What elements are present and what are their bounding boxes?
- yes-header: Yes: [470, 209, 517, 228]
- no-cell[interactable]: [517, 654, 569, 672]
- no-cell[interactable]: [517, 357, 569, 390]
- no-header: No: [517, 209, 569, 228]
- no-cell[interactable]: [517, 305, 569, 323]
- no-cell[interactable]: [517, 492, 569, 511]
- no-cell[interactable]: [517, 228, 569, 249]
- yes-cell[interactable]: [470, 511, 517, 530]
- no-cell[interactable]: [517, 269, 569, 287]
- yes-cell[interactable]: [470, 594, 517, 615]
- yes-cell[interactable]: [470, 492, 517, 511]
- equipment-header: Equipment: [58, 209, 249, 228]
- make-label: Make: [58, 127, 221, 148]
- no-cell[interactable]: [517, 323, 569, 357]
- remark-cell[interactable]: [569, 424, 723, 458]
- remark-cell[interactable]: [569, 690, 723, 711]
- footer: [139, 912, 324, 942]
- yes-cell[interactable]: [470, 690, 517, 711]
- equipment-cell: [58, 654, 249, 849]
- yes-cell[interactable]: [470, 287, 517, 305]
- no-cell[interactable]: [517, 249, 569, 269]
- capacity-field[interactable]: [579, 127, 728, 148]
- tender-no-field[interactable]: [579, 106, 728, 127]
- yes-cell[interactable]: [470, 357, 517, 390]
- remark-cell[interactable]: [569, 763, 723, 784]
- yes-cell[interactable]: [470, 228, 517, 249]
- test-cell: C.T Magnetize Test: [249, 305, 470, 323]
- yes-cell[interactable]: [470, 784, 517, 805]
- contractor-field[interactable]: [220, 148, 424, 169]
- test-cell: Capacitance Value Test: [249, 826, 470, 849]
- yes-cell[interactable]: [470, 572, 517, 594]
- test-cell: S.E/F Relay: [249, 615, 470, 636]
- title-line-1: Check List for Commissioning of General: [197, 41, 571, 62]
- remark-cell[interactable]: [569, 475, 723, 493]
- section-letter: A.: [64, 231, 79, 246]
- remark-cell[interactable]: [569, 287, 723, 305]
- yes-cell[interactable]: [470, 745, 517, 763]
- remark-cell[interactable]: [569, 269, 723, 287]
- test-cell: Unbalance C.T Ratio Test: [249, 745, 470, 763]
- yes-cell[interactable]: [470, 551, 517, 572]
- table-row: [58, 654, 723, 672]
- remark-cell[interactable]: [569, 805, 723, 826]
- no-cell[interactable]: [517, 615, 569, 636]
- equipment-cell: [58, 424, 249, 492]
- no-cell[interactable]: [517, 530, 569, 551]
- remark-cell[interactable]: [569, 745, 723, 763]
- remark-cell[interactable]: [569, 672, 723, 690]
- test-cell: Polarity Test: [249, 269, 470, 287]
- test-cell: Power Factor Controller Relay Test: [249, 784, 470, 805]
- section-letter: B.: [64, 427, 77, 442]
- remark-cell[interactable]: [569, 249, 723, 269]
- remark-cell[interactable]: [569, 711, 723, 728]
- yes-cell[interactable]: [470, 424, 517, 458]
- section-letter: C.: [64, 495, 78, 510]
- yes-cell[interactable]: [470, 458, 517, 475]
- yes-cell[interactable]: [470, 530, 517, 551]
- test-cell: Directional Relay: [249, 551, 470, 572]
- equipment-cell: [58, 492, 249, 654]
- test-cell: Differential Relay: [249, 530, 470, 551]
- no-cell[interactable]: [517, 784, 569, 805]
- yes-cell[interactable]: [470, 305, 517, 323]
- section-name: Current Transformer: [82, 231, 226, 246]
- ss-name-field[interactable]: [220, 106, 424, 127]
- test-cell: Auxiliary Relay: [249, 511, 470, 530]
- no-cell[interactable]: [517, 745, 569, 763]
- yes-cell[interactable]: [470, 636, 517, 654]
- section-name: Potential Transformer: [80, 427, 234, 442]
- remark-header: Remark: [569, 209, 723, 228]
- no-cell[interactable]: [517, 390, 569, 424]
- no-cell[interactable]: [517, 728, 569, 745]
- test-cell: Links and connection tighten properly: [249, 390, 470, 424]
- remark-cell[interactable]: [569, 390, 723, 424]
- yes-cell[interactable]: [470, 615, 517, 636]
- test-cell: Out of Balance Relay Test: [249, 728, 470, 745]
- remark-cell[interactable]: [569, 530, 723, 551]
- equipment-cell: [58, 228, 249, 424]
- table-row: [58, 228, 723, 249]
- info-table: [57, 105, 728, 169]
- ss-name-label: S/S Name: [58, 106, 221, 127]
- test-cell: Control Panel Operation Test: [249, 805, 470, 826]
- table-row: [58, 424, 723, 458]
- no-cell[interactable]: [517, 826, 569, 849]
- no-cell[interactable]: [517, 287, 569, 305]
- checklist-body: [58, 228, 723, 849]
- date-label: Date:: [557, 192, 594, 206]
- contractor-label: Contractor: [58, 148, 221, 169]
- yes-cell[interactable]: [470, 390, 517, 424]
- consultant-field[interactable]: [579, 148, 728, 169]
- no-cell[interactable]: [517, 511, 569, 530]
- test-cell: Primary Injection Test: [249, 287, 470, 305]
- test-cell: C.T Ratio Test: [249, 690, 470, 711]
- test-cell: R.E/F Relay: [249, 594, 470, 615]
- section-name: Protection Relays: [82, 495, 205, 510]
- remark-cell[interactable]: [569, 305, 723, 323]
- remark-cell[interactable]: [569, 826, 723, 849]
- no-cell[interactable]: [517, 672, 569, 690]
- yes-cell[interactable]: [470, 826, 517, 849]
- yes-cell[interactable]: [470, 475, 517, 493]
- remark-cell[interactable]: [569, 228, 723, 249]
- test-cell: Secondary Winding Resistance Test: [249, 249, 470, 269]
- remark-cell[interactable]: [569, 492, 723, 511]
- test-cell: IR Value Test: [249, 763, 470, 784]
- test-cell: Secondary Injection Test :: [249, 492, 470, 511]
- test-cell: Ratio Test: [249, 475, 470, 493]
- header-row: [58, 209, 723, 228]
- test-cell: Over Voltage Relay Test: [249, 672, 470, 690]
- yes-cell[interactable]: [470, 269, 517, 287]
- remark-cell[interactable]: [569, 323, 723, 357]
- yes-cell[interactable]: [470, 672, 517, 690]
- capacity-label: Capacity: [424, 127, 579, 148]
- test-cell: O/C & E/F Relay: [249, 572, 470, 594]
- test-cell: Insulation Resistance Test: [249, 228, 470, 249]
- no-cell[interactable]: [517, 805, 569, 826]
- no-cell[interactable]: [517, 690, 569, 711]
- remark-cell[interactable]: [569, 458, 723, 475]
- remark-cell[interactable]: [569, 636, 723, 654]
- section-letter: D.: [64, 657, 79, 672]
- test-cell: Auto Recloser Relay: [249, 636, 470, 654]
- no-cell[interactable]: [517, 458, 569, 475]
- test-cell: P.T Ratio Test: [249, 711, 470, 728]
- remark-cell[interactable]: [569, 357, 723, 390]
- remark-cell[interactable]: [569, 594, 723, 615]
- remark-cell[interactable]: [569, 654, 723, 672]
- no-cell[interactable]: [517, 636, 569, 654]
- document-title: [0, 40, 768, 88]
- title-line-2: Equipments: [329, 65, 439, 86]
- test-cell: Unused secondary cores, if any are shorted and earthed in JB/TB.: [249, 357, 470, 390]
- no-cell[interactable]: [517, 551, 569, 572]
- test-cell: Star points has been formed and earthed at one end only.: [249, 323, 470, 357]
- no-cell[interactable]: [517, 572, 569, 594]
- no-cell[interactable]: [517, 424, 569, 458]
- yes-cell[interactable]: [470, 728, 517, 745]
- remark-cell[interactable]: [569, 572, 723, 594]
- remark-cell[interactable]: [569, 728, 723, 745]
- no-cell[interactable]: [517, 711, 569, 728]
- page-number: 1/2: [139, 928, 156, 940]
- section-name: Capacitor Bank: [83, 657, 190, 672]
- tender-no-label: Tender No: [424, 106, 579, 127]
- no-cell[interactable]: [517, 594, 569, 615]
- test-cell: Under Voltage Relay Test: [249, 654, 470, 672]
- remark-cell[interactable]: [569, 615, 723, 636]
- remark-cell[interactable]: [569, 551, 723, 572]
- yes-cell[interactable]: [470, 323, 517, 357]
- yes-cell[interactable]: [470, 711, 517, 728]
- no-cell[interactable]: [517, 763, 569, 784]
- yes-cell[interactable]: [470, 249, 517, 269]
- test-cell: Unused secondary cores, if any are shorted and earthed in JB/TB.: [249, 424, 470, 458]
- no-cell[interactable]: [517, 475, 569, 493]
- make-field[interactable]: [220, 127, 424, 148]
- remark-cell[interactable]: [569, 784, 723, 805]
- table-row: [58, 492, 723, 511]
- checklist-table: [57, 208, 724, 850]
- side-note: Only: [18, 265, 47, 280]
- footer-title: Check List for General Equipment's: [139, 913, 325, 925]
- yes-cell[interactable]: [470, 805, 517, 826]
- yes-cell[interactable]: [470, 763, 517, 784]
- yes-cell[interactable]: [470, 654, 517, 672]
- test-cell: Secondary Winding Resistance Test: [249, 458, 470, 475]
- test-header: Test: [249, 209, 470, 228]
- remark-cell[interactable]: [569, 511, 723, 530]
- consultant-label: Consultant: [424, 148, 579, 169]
--------
- [What this task involves]:
Set down the listing word for word, from its first line through the line that contains "- tender-no-field[interactable]: [579, 106, 728, 127]", including both of those lines.

- [Answer to this task]:
What elements are present and what are their bounding boxes?
- yes-header: Yes: [470, 209, 517, 228]
- no-cell[interactable]: [517, 654, 569, 672]
- no-cell[interactable]: [517, 357, 569, 390]
- no-header: No: [517, 209, 569, 228]
- no-cell[interactable]: [517, 305, 569, 323]
- no-cell[interactable]: [517, 492, 569, 511]
- no-cell[interactable]: [517, 228, 569, 249]
- yes-cell[interactable]: [470, 511, 517, 530]
- no-cell[interactable]: [517, 269, 569, 287]
- yes-cell[interactable]: [470, 594, 517, 615]
- yes-cell[interactable]: [470, 492, 517, 511]
- equipment-header: Equipment: [58, 209, 249, 228]
- make-label: Make: [58, 127, 221, 148]
- no-cell[interactable]: [517, 323, 569, 357]
- remark-cell[interactable]: [569, 424, 723, 458]
- remark-cell[interactable]: [569, 690, 723, 711]
- footer: [139, 912, 324, 942]
- yes-cell[interactable]: [470, 690, 517, 711]
- equipment-cell: [58, 654, 249, 849]
- yes-cell[interactable]: [470, 287, 517, 305]
- no-cell[interactable]: [517, 249, 569, 269]
- capacity-field[interactable]: [579, 127, 728, 148]
- tender-no-field[interactable]: [579, 106, 728, 127]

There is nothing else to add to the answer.